►

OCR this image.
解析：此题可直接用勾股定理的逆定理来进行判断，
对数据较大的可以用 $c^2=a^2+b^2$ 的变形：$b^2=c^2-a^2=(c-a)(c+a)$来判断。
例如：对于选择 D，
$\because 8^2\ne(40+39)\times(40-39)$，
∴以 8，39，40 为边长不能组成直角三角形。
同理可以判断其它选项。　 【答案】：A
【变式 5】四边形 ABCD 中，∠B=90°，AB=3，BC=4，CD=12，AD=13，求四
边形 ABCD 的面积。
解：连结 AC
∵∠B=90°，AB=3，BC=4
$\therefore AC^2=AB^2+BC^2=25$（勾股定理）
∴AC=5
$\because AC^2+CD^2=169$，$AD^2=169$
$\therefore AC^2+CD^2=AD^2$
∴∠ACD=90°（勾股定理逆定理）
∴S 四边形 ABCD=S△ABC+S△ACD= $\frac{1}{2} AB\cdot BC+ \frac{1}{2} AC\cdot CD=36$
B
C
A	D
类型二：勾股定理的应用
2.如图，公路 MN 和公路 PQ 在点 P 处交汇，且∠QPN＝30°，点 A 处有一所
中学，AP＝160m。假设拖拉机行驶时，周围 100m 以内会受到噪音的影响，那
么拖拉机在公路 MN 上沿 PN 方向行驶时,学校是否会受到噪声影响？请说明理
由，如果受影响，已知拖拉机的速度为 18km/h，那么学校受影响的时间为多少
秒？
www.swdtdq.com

◄
►

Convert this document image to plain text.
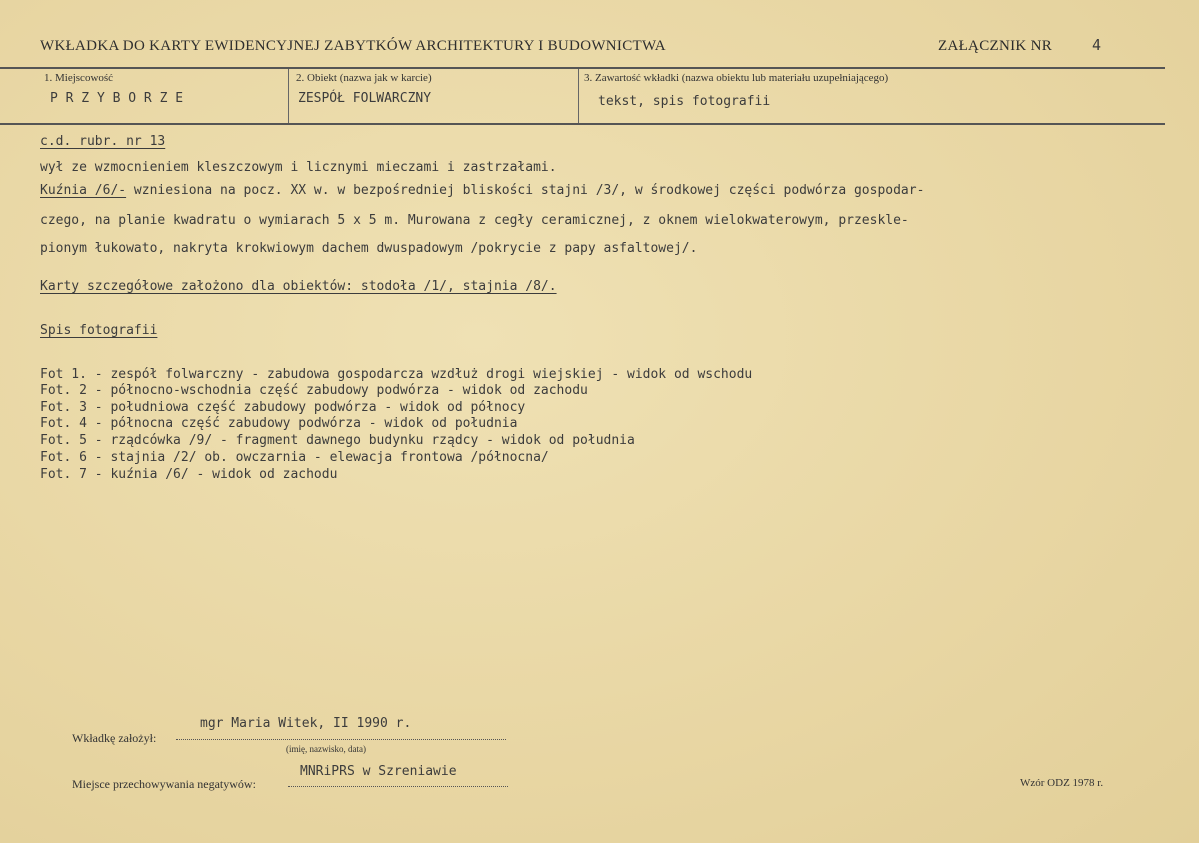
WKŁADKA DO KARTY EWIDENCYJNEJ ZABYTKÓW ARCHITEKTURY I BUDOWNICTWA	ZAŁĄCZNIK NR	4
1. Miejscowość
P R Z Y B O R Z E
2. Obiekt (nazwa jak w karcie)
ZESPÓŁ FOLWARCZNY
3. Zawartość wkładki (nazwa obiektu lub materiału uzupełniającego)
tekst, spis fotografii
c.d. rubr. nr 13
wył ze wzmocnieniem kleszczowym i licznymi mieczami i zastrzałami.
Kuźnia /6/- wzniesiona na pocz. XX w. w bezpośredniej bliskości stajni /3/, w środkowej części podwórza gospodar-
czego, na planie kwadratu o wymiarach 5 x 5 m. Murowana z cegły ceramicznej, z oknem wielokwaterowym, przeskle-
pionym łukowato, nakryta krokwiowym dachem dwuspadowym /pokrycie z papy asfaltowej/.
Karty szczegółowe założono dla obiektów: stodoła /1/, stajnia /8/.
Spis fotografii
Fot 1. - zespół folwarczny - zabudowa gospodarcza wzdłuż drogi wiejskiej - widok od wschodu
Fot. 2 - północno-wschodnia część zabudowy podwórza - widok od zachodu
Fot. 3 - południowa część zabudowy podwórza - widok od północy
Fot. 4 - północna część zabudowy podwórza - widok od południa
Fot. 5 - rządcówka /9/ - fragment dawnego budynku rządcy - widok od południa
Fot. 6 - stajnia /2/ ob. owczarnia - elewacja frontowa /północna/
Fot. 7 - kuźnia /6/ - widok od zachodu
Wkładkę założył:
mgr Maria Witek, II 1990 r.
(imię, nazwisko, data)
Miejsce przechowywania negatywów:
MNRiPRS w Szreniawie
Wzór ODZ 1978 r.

◄

- TASK OBJECTIVE -
In the entries above, find each line with the word "południa" and show it.

- RESULT BELOW -
Fot. 4 - północna część zabudowy podwórza - widok od południa
Fot. 5 - rządcówka /9/ - fragment dawnego budynku rządcy - widok od południa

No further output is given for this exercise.